▸ Exercise input:
====
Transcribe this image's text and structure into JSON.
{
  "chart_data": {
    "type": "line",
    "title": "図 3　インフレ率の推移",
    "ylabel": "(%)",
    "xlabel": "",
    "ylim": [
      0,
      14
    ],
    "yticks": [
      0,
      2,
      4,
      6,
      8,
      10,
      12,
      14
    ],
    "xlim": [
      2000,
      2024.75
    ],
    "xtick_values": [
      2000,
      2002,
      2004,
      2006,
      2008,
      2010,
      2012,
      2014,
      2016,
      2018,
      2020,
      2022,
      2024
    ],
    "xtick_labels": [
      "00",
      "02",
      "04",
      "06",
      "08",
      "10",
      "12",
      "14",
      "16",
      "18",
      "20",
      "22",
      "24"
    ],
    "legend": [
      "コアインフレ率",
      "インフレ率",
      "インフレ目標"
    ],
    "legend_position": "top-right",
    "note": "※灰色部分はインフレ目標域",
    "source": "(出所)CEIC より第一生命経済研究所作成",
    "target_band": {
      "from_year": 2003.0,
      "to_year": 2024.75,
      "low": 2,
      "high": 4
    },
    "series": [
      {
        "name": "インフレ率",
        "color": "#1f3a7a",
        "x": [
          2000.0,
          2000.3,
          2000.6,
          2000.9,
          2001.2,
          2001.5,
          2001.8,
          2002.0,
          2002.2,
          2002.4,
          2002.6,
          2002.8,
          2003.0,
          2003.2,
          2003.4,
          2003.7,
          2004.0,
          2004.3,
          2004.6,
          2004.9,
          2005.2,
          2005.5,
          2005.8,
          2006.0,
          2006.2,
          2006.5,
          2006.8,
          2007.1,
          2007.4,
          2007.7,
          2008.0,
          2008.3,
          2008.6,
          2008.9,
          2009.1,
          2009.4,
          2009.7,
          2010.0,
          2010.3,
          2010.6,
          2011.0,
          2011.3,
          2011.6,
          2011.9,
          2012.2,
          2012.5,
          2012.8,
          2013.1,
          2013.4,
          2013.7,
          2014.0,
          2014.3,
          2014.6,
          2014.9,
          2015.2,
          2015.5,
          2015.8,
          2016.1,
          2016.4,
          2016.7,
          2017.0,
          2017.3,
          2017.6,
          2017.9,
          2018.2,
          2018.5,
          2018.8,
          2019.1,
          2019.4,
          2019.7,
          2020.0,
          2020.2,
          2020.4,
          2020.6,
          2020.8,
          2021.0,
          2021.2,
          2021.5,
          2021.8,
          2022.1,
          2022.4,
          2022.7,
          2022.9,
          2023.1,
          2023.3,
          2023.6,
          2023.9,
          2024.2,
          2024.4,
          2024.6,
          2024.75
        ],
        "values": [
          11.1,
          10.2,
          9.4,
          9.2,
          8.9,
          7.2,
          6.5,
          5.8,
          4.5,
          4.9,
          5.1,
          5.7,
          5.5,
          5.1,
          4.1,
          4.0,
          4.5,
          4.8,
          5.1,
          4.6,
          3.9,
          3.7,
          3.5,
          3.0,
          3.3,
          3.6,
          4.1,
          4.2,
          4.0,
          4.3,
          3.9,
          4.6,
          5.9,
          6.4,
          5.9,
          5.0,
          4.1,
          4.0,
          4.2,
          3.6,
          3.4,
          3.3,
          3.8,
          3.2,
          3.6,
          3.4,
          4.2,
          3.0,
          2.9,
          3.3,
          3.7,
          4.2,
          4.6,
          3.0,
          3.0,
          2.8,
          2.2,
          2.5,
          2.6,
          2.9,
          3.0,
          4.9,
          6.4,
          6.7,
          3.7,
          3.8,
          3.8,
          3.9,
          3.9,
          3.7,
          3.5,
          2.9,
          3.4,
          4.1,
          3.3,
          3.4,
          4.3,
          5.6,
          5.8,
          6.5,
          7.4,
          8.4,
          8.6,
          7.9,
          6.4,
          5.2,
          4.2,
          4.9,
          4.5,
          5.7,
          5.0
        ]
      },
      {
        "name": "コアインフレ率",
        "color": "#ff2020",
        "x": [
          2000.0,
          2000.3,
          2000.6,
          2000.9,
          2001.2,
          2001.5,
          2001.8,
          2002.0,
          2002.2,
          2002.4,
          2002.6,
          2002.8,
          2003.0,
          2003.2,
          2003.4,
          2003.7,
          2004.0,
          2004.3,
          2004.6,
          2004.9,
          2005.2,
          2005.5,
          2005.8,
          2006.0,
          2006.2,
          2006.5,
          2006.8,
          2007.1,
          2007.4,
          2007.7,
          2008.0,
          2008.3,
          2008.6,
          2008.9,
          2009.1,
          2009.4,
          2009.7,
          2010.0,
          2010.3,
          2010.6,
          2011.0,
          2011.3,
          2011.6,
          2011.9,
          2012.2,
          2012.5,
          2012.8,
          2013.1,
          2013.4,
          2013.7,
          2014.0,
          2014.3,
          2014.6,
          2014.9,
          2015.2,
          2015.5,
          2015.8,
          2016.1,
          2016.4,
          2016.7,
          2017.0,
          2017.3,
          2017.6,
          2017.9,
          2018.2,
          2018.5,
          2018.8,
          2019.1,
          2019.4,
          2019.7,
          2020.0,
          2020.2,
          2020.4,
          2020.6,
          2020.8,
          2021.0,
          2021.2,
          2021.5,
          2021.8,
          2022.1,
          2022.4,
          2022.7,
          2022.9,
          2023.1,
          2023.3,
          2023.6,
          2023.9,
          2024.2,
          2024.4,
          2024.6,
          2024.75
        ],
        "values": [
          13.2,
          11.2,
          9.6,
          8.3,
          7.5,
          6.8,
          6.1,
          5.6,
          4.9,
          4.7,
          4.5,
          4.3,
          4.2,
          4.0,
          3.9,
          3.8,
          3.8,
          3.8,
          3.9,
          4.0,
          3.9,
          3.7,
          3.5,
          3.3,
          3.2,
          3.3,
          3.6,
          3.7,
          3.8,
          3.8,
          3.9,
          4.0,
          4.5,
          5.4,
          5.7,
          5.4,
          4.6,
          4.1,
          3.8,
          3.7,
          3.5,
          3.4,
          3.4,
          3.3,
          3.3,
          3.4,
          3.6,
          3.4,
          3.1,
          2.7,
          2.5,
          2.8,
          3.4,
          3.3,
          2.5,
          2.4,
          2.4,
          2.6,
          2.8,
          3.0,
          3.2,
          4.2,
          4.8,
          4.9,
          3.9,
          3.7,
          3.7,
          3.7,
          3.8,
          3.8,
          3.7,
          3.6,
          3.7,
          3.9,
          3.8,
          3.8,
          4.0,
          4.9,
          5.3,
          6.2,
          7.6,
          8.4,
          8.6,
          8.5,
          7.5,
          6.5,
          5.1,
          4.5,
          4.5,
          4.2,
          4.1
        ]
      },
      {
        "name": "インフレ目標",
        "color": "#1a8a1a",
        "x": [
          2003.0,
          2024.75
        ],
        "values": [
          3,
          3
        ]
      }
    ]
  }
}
====
▸ What the task asks:
Find the lines containing "name" and pull them out.

▸ Right answer:
        "name": "インフレ率",
        "name": "コアインフレ率",
        "name": "インフレ目標",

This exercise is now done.